[Collection entries]
----

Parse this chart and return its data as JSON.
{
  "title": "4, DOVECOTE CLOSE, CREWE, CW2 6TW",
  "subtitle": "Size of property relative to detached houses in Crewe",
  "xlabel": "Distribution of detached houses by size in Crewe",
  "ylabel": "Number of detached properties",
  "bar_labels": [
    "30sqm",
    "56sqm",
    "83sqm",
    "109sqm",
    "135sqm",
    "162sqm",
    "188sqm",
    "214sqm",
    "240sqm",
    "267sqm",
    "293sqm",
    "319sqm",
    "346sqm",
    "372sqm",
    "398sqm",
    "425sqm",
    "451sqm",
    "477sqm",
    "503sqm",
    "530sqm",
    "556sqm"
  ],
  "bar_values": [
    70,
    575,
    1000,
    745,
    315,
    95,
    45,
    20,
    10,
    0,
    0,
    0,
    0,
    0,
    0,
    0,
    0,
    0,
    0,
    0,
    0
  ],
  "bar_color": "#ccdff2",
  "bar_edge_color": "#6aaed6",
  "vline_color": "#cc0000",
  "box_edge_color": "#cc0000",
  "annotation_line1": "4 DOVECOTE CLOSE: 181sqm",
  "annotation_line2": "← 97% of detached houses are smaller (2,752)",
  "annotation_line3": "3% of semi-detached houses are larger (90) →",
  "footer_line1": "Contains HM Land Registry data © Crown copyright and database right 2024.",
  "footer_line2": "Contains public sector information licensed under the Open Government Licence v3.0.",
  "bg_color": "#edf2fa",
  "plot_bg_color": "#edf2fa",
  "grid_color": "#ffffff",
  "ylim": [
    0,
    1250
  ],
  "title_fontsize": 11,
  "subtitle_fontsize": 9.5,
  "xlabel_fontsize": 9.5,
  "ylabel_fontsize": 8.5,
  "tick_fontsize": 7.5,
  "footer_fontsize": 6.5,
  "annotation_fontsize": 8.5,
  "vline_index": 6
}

----

**What you will do**
Of all the lines in the material above, how many contain the word "data"? Give only the count.

**Written answer**
2